### Document excerpt
Going one step further, roles of individual nodes can also be gleaned from the structure of the graph. Combined with community detection, role detection can add crucial insight when looking for key information such as:
• Who are the most important, most connected figures - the “key influencers”?
• Which members are highly connected to multiple close-knit communities, forming “bridges” in the network?
• What distinguishes communities with almost no connections to the rest of the graph, from communities deeply embedded inside it?

The analysis required to answer these questions is complementary to community detection – it must identify common “roles” across many communities, finding nodes in the graph with similar structure and function. To perform these calculations, it is possible to do them by hand or by examining the auxiliary structure provided by some community detection algorithms. However, those approaches are often ad hoc and do not scale.

We’d hope for a richer system to complement community detection - a system that, given a graph, does the following:
1. Identify nodes that play similar structural roles in the graph.
2. Give the user a quantitative understanding of how similar these nodes are to each other.
3. Allow the user to “make sense” of the roles by correlating them with well-understood graph-metrics (such as PageRank value, clustering coefficient, structural hole value, or eccentricity). Such information would make analysis much simpler and much easier to automate.

(Element placement data)
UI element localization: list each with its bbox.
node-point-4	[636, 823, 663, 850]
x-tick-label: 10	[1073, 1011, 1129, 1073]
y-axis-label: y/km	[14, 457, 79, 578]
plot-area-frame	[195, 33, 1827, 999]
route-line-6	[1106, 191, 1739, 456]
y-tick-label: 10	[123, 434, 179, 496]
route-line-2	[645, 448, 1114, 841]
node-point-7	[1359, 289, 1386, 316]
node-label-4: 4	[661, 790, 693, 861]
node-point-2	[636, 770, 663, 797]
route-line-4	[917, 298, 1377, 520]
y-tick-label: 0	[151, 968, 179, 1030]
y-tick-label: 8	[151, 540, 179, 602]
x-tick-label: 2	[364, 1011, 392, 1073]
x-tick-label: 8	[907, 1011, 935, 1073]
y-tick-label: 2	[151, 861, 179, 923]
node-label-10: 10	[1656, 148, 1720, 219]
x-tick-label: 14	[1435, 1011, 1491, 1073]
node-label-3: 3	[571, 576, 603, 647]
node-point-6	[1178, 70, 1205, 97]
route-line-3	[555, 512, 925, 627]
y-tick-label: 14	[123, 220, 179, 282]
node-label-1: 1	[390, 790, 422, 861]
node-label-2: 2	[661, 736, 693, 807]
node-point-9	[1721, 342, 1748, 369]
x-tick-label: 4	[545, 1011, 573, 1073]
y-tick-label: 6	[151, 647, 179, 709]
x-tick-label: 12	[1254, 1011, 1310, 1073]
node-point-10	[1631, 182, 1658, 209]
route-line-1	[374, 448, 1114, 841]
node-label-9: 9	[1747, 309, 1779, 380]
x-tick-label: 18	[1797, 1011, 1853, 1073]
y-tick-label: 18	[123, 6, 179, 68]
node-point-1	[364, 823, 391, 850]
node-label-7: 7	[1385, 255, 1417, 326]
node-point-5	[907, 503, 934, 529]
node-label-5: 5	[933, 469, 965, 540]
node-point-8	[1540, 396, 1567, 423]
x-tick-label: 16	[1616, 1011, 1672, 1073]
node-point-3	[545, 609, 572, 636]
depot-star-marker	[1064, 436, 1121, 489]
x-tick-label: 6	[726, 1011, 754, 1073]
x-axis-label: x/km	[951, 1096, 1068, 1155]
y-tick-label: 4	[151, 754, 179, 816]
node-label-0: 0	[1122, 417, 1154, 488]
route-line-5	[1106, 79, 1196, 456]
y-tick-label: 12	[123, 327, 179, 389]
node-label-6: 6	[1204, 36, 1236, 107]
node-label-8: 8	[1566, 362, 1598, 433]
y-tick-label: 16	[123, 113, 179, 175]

### Written task A
Summarize the passage on role detection in graphs in two sentences.
### Written task B
Echo the passage on role detection in graphs, starting with "Going one step" and going on through "embedded inside it?".
The listing plays no part in the work on the passage about role detection in graphs.

### Written response A
Role detection complements community detection by finding nodes that play similar structural roles across many communities, such as key influencers and bridges between close-knit groups. Because doing this by hand or through community detection's auxiliary structure is ad hoc and does not scale, a richer system is wanted that identifies such nodes, quantifies how similar they are, and relates the roles to well-understood graph metrics.

### Written response B
Going one step further, roles of individual nodes can also be gleaned from the structure of the graph. Combined with community detection, role detection can add crucial insight when looking for key information such as:
• Who are the most important, most connected figures - the “key influencers”?
• Which members are highly connected to multiple close-knit communities, forming “bridges” in the network?
• What distinguishes communities with almost no connections to the rest of the graph, from communities deeply embedded inside it?